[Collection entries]

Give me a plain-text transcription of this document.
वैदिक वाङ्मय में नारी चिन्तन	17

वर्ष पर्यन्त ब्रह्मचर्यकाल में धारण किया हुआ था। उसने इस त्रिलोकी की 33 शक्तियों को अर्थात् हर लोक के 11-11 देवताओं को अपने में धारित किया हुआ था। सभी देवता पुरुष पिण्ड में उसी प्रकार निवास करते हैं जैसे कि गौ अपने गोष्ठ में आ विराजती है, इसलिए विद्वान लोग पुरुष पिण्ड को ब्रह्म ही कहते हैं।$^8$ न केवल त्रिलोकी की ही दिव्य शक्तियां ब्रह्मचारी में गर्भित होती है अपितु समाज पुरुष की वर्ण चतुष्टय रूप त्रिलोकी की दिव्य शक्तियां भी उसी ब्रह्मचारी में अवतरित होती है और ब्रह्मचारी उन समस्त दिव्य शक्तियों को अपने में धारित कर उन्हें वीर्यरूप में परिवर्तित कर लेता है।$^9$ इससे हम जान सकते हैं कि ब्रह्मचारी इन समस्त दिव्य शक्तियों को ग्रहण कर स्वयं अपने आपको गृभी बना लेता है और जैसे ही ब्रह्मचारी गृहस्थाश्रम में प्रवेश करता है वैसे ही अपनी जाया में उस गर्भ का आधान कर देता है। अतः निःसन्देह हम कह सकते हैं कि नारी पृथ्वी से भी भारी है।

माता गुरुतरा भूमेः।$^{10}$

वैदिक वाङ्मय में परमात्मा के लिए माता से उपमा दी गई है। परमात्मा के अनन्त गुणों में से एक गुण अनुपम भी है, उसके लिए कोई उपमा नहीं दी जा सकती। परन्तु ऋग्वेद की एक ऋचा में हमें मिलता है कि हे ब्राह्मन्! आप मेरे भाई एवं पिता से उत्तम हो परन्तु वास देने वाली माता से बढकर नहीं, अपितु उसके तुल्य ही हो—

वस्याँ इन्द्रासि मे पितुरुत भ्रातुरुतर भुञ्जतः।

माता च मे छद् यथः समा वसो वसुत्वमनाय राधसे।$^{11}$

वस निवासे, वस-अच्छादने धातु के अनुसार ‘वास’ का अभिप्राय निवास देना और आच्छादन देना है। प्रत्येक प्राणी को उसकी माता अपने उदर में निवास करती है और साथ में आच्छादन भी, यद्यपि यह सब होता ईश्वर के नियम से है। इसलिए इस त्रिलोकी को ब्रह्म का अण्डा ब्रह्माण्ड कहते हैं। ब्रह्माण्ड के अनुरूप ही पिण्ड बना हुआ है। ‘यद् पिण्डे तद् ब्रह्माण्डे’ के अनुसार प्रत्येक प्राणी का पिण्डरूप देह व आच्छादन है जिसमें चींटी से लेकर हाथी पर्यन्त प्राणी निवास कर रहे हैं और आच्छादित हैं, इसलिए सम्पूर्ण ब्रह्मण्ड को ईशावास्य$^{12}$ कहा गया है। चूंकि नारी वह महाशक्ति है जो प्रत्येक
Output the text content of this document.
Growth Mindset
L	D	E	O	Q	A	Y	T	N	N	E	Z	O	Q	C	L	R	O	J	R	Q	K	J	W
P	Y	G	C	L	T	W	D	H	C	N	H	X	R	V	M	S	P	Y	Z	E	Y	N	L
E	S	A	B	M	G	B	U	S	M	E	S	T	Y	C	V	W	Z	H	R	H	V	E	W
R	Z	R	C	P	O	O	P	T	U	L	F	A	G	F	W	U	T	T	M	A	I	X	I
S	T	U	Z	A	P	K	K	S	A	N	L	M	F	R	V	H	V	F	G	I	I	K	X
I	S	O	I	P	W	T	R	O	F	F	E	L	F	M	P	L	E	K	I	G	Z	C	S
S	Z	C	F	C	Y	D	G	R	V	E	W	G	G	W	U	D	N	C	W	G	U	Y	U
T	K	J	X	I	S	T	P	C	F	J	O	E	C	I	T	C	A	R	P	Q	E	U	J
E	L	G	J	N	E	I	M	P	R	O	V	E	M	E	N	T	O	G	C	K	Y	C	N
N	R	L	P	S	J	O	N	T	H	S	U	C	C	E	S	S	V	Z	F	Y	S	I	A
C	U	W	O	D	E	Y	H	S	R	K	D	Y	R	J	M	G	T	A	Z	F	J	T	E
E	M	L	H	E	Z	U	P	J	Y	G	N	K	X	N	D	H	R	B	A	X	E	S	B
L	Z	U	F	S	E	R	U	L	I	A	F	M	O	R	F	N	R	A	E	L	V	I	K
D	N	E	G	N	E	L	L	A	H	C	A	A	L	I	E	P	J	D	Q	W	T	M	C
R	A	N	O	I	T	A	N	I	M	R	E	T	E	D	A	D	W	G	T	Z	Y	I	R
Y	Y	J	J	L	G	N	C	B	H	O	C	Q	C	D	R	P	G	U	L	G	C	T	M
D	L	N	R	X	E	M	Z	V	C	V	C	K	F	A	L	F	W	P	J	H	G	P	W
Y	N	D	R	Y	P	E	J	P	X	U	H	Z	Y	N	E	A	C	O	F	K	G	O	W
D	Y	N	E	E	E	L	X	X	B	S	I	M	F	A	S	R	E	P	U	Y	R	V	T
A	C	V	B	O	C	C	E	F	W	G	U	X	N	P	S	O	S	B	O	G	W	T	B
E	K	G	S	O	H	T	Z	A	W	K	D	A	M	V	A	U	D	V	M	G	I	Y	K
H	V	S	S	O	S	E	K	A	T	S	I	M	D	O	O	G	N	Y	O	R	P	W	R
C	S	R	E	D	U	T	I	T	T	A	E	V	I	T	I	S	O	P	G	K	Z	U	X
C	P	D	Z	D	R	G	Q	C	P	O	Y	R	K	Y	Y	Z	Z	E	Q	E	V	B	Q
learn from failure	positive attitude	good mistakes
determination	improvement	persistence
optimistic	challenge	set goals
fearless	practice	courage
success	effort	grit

AIM: Write down every line of the data exactly as it appears above.

TASK OUTPUT:
Give me a plain-text transcription of this document.
वैदिक वाङ्मय में नारी चिन्तन	17

वर्ष पर्यन्त ब्रह्मचर्यकाल में धारण किया हुआ था। उसने इस त्रिलोकी की 33 शक्तियों को अर्थात् हर लोक के 11-11 देवताओं को अपने में धारित किया हुआ था। सभी देवता पुरुष पिण्ड में उसी प्रकार निवास करते हैं जैसे कि गौ अपने गोष्ठ में आ विराजती है, इसलिए विद्वान लोग पुरुष पिण्ड को ब्रह्म ही कहते हैं।$^8$ न केवल त्रिलोकी की ही दिव्य शक्तियां ब्रह्मचारी में गर्भित होती है अपितु समाज पुरुष की वर्ण चतुष्टय रूप त्रिलोकी की दिव्य शक्तियां भी उसी ब्रह्मचारी में अवतरित होती है और ब्रह्मचारी उन समस्त दिव्य शक्तियों को अपने में धारित कर उन्हें वीर्यरूप में परिवर्तित कर लेता है।$^9$ इससे हम जान सकते हैं कि ब्रह्मचारी इन समस्त दिव्य शक्तियों को ग्रहण कर स्वयं अपने आपको गृभी बना लेता है और जैसे ही ब्रह्मचारी गृहस्थाश्रम में प्रवेश करता है वैसे ही अपनी जाया में उस गर्भ का आधान कर देता है। अतः निःसन्देह हम कह सकते हैं कि नारी पृथ्वी से भी भारी है।

माता गुरुतरा भूमेः।$^{10}$

वैदिक वाङ्मय में परमात्मा के लिए माता से उपमा दी गई है। परमात्मा के अनन्त गुणों में से एक गुण अनुपम भी है, उसके लिए कोई उपमा नहीं दी जा सकती। परन्तु ऋग्वेद की एक ऋचा में हमें मिलता है कि हे ब्राह्मन्! आप मेरे भाई एवं पिता से उत्तम हो परन्तु वास देने वाली माता से बढकर नहीं, अपितु उसके तुल्य ही हो—

वस्याँ इन्द्रासि मे पितुरुत भ्रातुरुतर भुञ्जतः।

माता च मे छद् यथः समा वसो वसुत्वमनाय राधसे।$^{11}$

वस निवासे, वस-अच्छादने धातु के अनुसार ‘वास’ का अभिप्राय निवास देना और आच्छादन देना है। प्रत्येक प्राणी को उसकी माता अपने उदर में निवास करती है और साथ में आच्छादन भी, यद्यपि यह सब होता ईश्वर के नियम से है। इसलिए इस त्रिलोकी को ब्रह्म का अण्डा ब्रह्माण्ड कहते हैं। ब्रह्माण्ड के अनुरूप ही पिण्ड बना हुआ है। ‘यद् पिण्डे तद् ब्रह्माण्डे’ के अनुसार प्रत्येक प्राणी का पिण्डरूप देह व आच्छादन है जिसमें चींटी से लेकर हाथी पर्यन्त प्राणी निवास कर रहे हैं और आच्छादित हैं, इसलिए सम्पूर्ण ब्रह्मण्ड को ईशावास्य$^{12}$ कहा गया है। चूंकि नारी वह महाशक्ति है जो प्रत्येक
Output the text content of this document.
Growth Mindset
L	D	E	O	Q	A	Y	T	N	N	E	Z	O	Q	C	L	R	O	J	R	Q	K	J	W
P	Y	G	C	L	T	W	D	H	C	N	H	X	R	V	M	S	P	Y	Z	E	Y	N	L
E	S	A	B	M	G	B	U	S	M	E	S	T	Y	C	V	W	Z	H	R	H	V	E	W
R	Z	R	C	P	O	O	P	T	U	L	F	A	G	F	W	U	T	T	M	A	I	X	I
S	T	U	Z	A	P	K	K	S	A	N	L	M	F	R	V	H	V	F	G	I	I	K	X
I	S	O	I	P	W	T	R	O	F	F	E	L	F	M	P	L	E	K	I	G	Z	C	S
S	Z	C	F	C	Y	D	G	R	V	E	W	G	G	W	U	D	N	C	W	G	U	Y	U
T	K	J	X	I	S	T	P	C	F	J	O	E	C	I	T	C	A	R	P	Q	E	U	J
E	L	G	J	N	E	I	M	P	R	O	V	E	M	E	N	T	O	G	C	K	Y	C	N
N	R	L	P	S	J	O	N	T	H	S	U	C	C	E	S	S	V	Z	F	Y	S	I	A
C	U	W	O	D	E	Y	H	S	R	K	D	Y	R	J	M	G	T	A	Z	F	J	T	E
E	M	L	H	E	Z	U	P	J	Y	G	N	K	X	N	D	H	R	B	A	X	E	S	B
L	Z	U	F	S	E	R	U	L	I	A	F	M	O	R	F	N	R	A	E	L	V	I	K
D	N	E	G	N	E	L	L	A	H	C	A	A	L	I	E	P	J	D	Q	W	T	M	C
R	A	N	O	I	T	A	N	I	M	R	E	T	E	D	A	D	W	G	T	Z	Y	I	R
Y	Y	J	J	L	G	N	C	B	H	O	C	Q	C	D	R	P	G	U	L	G	C	T	M
D	L	N	R	X	E	M	Z	V	C	V	C	K	F	A	L	F	W	P	J	H	G	P	W
Y	N	D	R	Y	P	E	J	P	X	U	H	Z	Y	N	E	A	C	O	F	K	G	O	W
D	Y	N	E	E	E	L	X	X	B	S	I	M	F	A	S	R	E	P	U	Y	R	V	T
A	C	V	B	O	C	C	E	F	W	G	U	X	N	P	S	O	S	B	O	G	W	T	B
E	K	G	S	O	H	T	Z	A	W	K	D	A	M	V	A	U	D	V	M	G	I	Y	K
H	V	S	S	O	S	E	K	A	T	S	I	M	D	O	O	G	N	Y	O	R	P	W	R
C	S	R	E	D	U	T	I	T	T	A	E	V	I	T	I	S	O	P	G	K	Z	U	X
C	P	D	Z	D	R	G	Q	C	P	O	Y	R	K	Y	Y	Z	Z	E	Q	E	V	B	Q
learn from failure	positive attitude	good mistakes
determination	improvement	persistence
optimistic	challenge	set goals
fearless	practice	courage
success	effort	grit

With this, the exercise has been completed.